§ **Aim**
Restate the full set of records exactly, without adding or dropping a word.

>> start

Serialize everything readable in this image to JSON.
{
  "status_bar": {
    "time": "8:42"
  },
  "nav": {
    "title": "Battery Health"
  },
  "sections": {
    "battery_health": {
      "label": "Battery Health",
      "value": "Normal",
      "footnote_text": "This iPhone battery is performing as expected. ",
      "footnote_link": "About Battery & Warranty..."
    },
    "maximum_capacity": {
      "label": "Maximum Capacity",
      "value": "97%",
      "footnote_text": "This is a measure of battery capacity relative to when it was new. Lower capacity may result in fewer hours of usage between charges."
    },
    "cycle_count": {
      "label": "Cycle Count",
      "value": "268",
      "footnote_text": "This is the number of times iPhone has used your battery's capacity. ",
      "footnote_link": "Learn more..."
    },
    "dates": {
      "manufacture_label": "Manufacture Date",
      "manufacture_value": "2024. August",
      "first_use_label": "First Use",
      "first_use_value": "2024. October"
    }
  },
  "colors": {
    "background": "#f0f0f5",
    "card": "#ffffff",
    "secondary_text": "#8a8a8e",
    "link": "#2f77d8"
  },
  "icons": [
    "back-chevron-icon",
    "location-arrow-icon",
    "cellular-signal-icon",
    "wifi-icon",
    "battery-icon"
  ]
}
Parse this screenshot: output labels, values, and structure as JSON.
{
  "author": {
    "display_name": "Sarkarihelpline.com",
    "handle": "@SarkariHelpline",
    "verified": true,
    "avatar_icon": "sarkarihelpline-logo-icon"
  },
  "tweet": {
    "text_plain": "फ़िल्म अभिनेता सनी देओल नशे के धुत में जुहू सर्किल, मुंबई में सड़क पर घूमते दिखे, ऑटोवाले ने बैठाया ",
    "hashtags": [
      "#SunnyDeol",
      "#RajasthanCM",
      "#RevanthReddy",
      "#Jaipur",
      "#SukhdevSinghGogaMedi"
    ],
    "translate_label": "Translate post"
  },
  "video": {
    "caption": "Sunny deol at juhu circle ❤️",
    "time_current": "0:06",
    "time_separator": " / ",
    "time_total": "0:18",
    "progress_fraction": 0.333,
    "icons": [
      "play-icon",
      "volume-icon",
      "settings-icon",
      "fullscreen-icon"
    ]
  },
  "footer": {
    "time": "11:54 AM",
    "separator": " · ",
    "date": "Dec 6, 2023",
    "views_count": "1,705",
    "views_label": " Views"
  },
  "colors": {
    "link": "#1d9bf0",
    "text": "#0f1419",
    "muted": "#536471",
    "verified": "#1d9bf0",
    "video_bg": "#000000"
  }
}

>> end

§ **Output below**
Serialize everything readable in this image to JSON.
{
  "status_bar": {
    "time": "8:42"
  },
  "nav": {
    "title": "Battery Health"
  },
  "sections": {
    "battery_health": {
      "label": "Battery Health",
      "value": "Normal",
      "footnote_text": "This iPhone battery is performing as expected. ",
      "footnote_link": "About Battery & Warranty..."
    },
    "maximum_capacity": {
      "label": "Maximum Capacity",
      "value": "97%",
      "footnote_text": "This is a measure of battery capacity relative to when it was new. Lower capacity may result in fewer hours of usage between charges."
    },
    "cycle_count": {
      "label": "Cycle Count",
      "value": "268",
      "footnote_text": "This is the number of times iPhone has used your battery's capacity. ",
      "footnote_link": "Learn more..."
    },
    "dates": {
      "manufacture_label": "Manufacture Date",
      "manufacture_value": "2024. August",
      "first_use_label": "First Use",
      "first_use_value": "2024. October"
    }
  },
  "colors": {
    "background": "#f0f0f5",
    "card": "#ffffff",
    "secondary_text": "#8a8a8e",
    "link": "#2f77d8"
  },
  "icons": [
    "back-chevron-icon",
    "location-arrow-icon",
    "cellular-signal-icon",
    "wifi-icon",
    "battery-icon"
  ]
}
Parse this screenshot: output labels, values, and structure as JSON.
{
  "author": {
    "display_name": "Sarkarihelpline.com",
    "handle": "@SarkariHelpline",
    "verified": true,
    "avatar_icon": "sarkarihelpline-logo-icon"
  },
  "tweet": {
    "text_plain": "फ़िल्म अभिनेता सनी देओल नशे के धुत में जुहू सर्किल, मुंबई में सड़क पर घूमते दिखे, ऑटोवाले ने बैठाया ",
    "hashtags": [
      "#SunnyDeol",
      "#RajasthanCM",
      "#RevanthReddy",
      "#Jaipur",
      "#SukhdevSinghGogaMedi"
    ],
    "translate_label": "Translate post"
  },
  "video": {
    "caption": "Sunny deol at juhu circle ❤️",
    "time_current": "0:06",
    "time_separator": " / ",
    "time_total": "0:18",
    "progress_fraction": 0.333,
    "icons": [
      "play-icon",
      "volume-icon",
      "settings-icon",
      "fullscreen-icon"
    ]
  },
  "footer": {
    "time": "11:54 AM",
    "separator": " · ",
    "date": "Dec 6, 2023",
    "views_count": "1,705",
    "views_label": " Views"
  },
  "colors": {
    "link": "#1d9bf0",
    "text": "#0f1419",
    "muted": "#536471",
    "verified": "#1d9bf0",
    "video_bg": "#000000"
  }
}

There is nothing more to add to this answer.